▶ Aim of the task
Write the material out again exactly.

Records from a data collection:
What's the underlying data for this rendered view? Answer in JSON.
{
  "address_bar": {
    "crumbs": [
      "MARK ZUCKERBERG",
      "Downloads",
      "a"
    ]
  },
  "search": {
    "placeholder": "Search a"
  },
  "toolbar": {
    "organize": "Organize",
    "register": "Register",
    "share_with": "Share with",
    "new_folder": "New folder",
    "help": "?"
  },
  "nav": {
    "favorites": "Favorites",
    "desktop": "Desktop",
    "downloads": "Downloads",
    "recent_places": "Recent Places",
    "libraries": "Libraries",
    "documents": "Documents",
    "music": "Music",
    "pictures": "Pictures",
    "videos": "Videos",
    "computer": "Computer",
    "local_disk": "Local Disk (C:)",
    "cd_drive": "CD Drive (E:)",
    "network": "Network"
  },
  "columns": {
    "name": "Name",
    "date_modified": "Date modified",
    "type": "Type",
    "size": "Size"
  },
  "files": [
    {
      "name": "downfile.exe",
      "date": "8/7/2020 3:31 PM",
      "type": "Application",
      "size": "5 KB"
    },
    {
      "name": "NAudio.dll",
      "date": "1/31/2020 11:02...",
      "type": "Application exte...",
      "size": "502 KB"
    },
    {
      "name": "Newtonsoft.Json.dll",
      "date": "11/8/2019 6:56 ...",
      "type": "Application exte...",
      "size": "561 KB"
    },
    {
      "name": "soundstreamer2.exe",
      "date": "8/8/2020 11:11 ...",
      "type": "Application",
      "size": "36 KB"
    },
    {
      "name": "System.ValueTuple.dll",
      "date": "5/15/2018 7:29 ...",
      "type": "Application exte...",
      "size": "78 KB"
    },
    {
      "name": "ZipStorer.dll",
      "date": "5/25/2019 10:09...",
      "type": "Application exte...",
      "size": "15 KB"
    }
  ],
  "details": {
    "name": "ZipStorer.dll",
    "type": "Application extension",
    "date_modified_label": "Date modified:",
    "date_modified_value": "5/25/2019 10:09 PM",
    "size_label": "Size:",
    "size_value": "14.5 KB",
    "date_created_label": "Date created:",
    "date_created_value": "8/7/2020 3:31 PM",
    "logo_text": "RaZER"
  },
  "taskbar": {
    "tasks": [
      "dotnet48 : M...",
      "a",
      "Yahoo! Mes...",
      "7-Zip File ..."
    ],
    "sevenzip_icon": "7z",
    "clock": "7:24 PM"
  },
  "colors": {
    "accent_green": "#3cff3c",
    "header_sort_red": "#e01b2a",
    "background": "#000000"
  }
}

▶ Result of the exercise
What's the underlying data for this rendered view? Answer in JSON.
{
  "address_bar": {
    "crumbs": [
      "MARK ZUCKERBERG",
      "Downloads",
      "a"
    ]
  },
  "search": {
    "placeholder": "Search a"
  },
  "toolbar": {
    "organize": "Organize",
    "register": "Register",
    "share_with": "Share with",
    "new_folder": "New folder",
    "help": "?"
  },
  "nav": {
    "favorites": "Favorites",
    "desktop": "Desktop",
    "downloads": "Downloads",
    "recent_places": "Recent Places",
    "libraries": "Libraries",
    "documents": "Documents",
    "music": "Music",
    "pictures": "Pictures",
    "videos": "Videos",
    "computer": "Computer",
    "local_disk": "Local Disk (C:)",
    "cd_drive": "CD Drive (E:)",
    "network": "Network"
  },
  "columns": {
    "name": "Name",
    "date_modified": "Date modified",
    "type": "Type",
    "size": "Size"
  },
  "files": [
    {
      "name": "downfile.exe",
      "date": "8/7/2020 3:31 PM",
      "type": "Application",
      "size": "5 KB"
    },
    {
      "name": "NAudio.dll",
      "date": "1/31/2020 11:02...",
      "type": "Application exte...",
      "size": "502 KB"
    },
    {
      "name": "Newtonsoft.Json.dll",
      "date": "11/8/2019 6:56 ...",
      "type": "Application exte...",
      "size": "561 KB"
    },
    {
      "name": "soundstreamer2.exe",
      "date": "8/8/2020 11:11 ...",
      "type": "Application",
      "size": "36 KB"
    },
    {
      "name": "System.ValueTuple.dll",
      "date": "5/15/2018 7:29 ...",
      "type": "Application exte...",
      "size": "78 KB"
    },
    {
      "name": "ZipStorer.dll",
      "date": "5/25/2019 10:09...",
      "type": "Application exte...",
      "size": "15 KB"
    }
  ],
  "details": {
    "name": "ZipStorer.dll",
    "type": "Application extension",
    "date_modified_label": "Date modified:",
    "date_modified_value": "5/25/2019 10:09 PM",
    "size_label": "Size:",
    "size_value": "14.5 KB",
    "date_created_label": "Date created:",
    "date_created_value": "8/7/2020 3:31 PM",
    "logo_text": "RaZER"
  },
  "taskbar": {
    "tasks": [
      "dotnet48 : M...",
      "a",
      "Yahoo! Mes...",
      "7-Zip File ..."
    ],
    "sevenzip_icon": "7z",
    "clock": "7:24 PM"
  },
  "colors": {
    "accent_green": "#3cff3c",
    "header_sort_red": "#e01b2a",
    "background": "#000000"
  }
}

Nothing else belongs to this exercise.